Problem description
Each line that follows should be printed again exactly as it stands.

Given records
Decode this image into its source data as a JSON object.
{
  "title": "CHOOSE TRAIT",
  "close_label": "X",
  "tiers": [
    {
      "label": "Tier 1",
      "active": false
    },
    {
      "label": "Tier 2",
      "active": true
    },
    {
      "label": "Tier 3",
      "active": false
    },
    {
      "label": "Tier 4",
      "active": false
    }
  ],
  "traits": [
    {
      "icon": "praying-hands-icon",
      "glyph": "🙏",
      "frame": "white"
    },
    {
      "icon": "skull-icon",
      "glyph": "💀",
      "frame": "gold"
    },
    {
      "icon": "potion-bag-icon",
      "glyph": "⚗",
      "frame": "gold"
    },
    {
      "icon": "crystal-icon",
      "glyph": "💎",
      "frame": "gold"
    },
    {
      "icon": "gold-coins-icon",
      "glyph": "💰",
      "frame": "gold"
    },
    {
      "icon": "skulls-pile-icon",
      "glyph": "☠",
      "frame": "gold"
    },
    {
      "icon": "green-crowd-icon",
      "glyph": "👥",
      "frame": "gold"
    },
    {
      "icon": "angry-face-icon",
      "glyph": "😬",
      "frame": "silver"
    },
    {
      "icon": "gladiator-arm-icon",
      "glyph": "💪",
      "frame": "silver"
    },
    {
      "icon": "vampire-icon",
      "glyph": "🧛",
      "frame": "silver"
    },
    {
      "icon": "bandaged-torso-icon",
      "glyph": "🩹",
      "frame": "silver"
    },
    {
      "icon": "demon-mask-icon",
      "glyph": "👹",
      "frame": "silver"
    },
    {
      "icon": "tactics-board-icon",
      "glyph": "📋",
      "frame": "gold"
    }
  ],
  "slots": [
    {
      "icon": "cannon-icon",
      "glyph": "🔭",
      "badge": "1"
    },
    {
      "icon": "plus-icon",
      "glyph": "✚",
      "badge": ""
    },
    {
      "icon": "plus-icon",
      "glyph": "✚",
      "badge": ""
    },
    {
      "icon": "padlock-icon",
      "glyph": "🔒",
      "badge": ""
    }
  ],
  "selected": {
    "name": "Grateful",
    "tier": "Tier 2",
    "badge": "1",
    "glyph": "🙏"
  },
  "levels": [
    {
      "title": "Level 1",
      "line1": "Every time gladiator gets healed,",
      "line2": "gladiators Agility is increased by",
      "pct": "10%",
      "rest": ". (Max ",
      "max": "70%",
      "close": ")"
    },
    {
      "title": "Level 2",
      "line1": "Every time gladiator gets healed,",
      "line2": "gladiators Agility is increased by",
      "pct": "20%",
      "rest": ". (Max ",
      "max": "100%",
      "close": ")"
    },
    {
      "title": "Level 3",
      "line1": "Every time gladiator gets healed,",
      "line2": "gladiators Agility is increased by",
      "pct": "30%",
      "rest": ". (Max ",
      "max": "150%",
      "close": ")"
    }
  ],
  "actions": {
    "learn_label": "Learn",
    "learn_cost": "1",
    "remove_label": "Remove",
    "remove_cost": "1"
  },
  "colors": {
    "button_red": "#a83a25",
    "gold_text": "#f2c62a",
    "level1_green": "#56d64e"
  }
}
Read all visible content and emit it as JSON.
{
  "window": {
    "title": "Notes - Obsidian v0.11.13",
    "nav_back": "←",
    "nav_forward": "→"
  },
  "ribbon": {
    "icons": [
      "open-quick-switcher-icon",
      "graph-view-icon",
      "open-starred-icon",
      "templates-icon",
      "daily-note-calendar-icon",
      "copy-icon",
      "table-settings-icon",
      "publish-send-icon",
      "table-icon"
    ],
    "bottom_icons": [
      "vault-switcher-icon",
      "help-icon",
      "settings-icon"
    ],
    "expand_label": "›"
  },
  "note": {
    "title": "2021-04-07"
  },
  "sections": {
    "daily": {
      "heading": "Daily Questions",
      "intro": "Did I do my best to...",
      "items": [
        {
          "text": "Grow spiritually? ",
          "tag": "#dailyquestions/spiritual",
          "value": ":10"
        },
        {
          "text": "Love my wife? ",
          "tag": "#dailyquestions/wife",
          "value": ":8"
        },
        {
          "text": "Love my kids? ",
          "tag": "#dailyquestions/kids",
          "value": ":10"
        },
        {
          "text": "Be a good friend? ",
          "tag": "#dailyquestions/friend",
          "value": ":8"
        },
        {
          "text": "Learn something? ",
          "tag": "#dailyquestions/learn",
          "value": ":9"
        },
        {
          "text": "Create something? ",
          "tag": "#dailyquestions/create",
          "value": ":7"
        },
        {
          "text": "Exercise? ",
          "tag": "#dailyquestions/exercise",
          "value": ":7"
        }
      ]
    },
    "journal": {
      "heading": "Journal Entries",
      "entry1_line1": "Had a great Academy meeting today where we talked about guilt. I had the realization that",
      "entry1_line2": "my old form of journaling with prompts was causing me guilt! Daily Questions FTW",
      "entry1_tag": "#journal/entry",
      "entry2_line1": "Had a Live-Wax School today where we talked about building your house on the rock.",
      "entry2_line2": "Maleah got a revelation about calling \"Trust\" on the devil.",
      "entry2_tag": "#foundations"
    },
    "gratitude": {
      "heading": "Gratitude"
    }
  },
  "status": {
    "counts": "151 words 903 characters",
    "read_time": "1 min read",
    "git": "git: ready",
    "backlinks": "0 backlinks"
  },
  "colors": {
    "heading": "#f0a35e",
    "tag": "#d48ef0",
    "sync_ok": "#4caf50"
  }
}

Result of the task
Decode this image into its source data as a JSON object.
{
  "title": "CHOOSE TRAIT",
  "close_label": "X",
  "tiers": [
    {
      "label": "Tier 1",
      "active": false
    },
    {
      "label": "Tier 2",
      "active": true
    },
    {
      "label": "Tier 3",
      "active": false
    },
    {
      "label": "Tier 4",
      "active": false
    }
  ],
  "traits": [
    {
      "icon": "praying-hands-icon",
      "glyph": "🙏",
      "frame": "white"
    },
    {
      "icon": "skull-icon",
      "glyph": "💀",
      "frame": "gold"
    },
    {
      "icon": "potion-bag-icon",
      "glyph": "⚗",
      "frame": "gold"
    },
    {
      "icon": "crystal-icon",
      "glyph": "💎",
      "frame": "gold"
    },
    {
      "icon": "gold-coins-icon",
      "glyph": "💰",
      "frame": "gold"
    },
    {
      "icon": "skulls-pile-icon",
      "glyph": "☠",
      "frame": "gold"
    },
    {
      "icon": "green-crowd-icon",
      "glyph": "👥",
      "frame": "gold"
    },
    {
      "icon": "angry-face-icon",
      "glyph": "😬",
      "frame": "silver"
    },
    {
      "icon": "gladiator-arm-icon",
      "glyph": "💪",
      "frame": "silver"
    },
    {
      "icon": "vampire-icon",
      "glyph": "🧛",
      "frame": "silver"
    },
    {
      "icon": "bandaged-torso-icon",
      "glyph": "🩹",
      "frame": "silver"
    },
    {
      "icon": "demon-mask-icon",
      "glyph": "👹",
      "frame": "silver"
    },
    {
      "icon": "tactics-board-icon",
      "glyph": "📋",
      "frame": "gold"
    }
  ],
  "slots": [
    {
      "icon": "cannon-icon",
      "glyph": "🔭",
      "badge": "1"
    },
    {
      "icon": "plus-icon",
      "glyph": "✚",
      "badge": ""
    },
    {
      "icon": "plus-icon",
      "glyph": "✚",
      "badge": ""
    },
    {
      "icon": "padlock-icon",
      "glyph": "🔒",
      "badge": ""
    }
  ],
  "selected": {
    "name": "Grateful",
    "tier": "Tier 2",
    "badge": "1",
    "glyph": "🙏"
  },
  "levels": [
    {
      "title": "Level 1",
      "line1": "Every time gladiator gets healed,",
      "line2": "gladiators Agility is increased by",
      "pct": "10%",
      "rest": ". (Max ",
      "max": "70%",
      "close": ")"
    },
    {
      "title": "Level 2",
      "line1": "Every time gladiator gets healed,",
      "line2": "gladiators Agility is increased by",
      "pct": "20%",
      "rest": ". (Max ",
      "max": "100%",
      "close": ")"
    },
    {
      "title": "Level 3",
      "line1": "Every time gladiator gets healed,",
      "line2": "gladiators Agility is increased by",
      "pct": "30%",
      "rest": ". (Max ",
      "max": "150%",
      "close": ")"
    }
  ],
  "actions": {
    "learn_label": "Learn",
    "learn_cost": "1",
    "remove_label": "Remove",
    "remove_cost": "1"
  },
  "colors": {
    "button_red": "#a83a25",
    "gold_text": "#f2c62a",
    "level1_green": "#56d64e"
  }
}
Read all visible content and emit it as JSON.
{
  "window": {
    "title": "Notes - Obsidian v0.11.13",
    "nav_back": "←",
    "nav_forward": "→"
  },
  "ribbon": {
    "icons": [
      "open-quick-switcher-icon",
      "graph-view-icon",
      "open-starred-icon",
      "templates-icon",
      "daily-note-calendar-icon",
      "copy-icon",
      "table-settings-icon",
      "publish-send-icon",
      "table-icon"
    ],
    "bottom_icons": [
      "vault-switcher-icon",
      "help-icon",
      "settings-icon"
    ],
    "expand_label": "›"
  },
  "note": {
    "title": "2021-04-07"
  },
  "sections": {
    "daily": {
      "heading": "Daily Questions",
      "intro": "Did I do my best to...",
      "items": [
        {
          "text": "Grow spiritually? ",
          "tag": "#dailyquestions/spiritual",
          "value": ":10"
        },
        {
          "text": "Love my wife? ",
          "tag": "#dailyquestions/wife",
          "value": ":8"
        },
        {
          "text": "Love my kids? ",
          "tag": "#dailyquestions/kids",
          "value": ":10"
        },
        {
          "text": "Be a good friend? ",
          "tag": "#dailyquestions/friend",
          "value": ":8"
        },
        {
          "text": "Learn something? ",
          "tag": "#dailyquestions/learn",
          "value": ":9"
        },
        {
          "text": "Create something? ",
          "tag": "#dailyquestions/create",
          "value": ":7"
        },
        {
          "text": "Exercise? ",
          "tag": "#dailyquestions/exercise",
          "value": ":7"
        }
      ]
    },
    "journal": {
      "heading": "Journal Entries",
      "entry1_line1": "Had a great Academy meeting today where we talked about guilt. I had the realization that",
      "entry1_line2": "my old form of journaling with prompts was causing me guilt! Daily Questions FTW",
      "entry1_tag": "#journal/entry",
      "entry2_line1": "Had a Live-Wax School today where we talked about building your house on the rock.",
      "entry2_line2": "Maleah got a revelation about calling \"Trust\" on the devil.",
      "entry2_tag": "#foundations"
    },
    "gratitude": {
      "heading": "Gratitude"
    }
  },
  "status": {
    "counts": "151 words 903 characters",
    "read_time": "1 min read",
    "git": "git: ready",
    "backlinks": "0 backlinks"
  },
  "colors": {
    "heading": "#f0a35e",
    "tag": "#d48ef0",
    "sync_ok": "#4caf50"
  }
}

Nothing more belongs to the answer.